═══ Dataset records
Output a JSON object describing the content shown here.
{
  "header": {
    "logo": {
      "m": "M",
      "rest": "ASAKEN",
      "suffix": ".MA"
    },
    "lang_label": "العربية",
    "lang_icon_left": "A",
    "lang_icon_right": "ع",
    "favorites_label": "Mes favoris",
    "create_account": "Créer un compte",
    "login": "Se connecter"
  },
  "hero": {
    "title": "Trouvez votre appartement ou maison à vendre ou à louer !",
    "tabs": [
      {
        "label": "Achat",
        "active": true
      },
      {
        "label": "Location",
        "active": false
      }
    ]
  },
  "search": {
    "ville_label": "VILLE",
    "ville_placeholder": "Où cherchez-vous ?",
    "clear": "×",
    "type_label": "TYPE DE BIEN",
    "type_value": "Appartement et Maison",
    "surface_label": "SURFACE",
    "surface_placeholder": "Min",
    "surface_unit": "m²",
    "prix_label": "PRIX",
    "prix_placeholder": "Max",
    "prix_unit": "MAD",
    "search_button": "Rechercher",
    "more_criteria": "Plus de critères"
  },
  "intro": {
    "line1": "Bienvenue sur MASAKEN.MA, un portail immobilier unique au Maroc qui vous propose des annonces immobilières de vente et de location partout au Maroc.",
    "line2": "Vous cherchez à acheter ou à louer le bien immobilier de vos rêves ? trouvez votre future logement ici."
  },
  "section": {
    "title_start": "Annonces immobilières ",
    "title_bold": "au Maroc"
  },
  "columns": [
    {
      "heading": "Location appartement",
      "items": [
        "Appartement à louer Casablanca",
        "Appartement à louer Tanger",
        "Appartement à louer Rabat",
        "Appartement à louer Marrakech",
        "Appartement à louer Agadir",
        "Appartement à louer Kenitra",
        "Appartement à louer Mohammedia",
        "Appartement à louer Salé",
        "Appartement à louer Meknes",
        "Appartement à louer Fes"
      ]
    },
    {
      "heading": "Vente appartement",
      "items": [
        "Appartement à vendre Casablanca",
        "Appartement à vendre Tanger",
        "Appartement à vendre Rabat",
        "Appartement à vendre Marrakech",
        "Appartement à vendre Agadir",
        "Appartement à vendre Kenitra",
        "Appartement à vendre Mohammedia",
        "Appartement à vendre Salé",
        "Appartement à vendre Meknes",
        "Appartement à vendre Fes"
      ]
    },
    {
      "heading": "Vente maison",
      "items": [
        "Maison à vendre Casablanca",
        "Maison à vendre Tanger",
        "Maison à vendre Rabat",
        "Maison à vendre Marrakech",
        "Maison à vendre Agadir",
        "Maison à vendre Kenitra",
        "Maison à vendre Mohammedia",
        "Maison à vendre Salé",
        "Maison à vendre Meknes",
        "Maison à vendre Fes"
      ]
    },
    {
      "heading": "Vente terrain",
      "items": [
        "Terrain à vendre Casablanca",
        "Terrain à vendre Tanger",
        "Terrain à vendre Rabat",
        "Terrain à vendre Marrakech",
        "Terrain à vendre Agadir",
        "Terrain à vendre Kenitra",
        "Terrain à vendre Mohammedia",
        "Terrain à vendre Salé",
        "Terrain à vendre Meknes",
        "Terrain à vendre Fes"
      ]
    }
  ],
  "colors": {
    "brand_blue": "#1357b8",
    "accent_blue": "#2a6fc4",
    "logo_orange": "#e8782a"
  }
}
══════
Problem: Report back each line of the entries that holds the string "immobilier".

Full answer:
    "line1": "Bienvenue sur MASAKEN.MA, un portail immobilier unique au Maroc qui vous propose des annonces immobilières de vente et de location partout au Maroc.",
    "line2": "Vous cherchez à acheter ou à louer le bien immobilier de vos rêves ? trouvez votre future logement ici."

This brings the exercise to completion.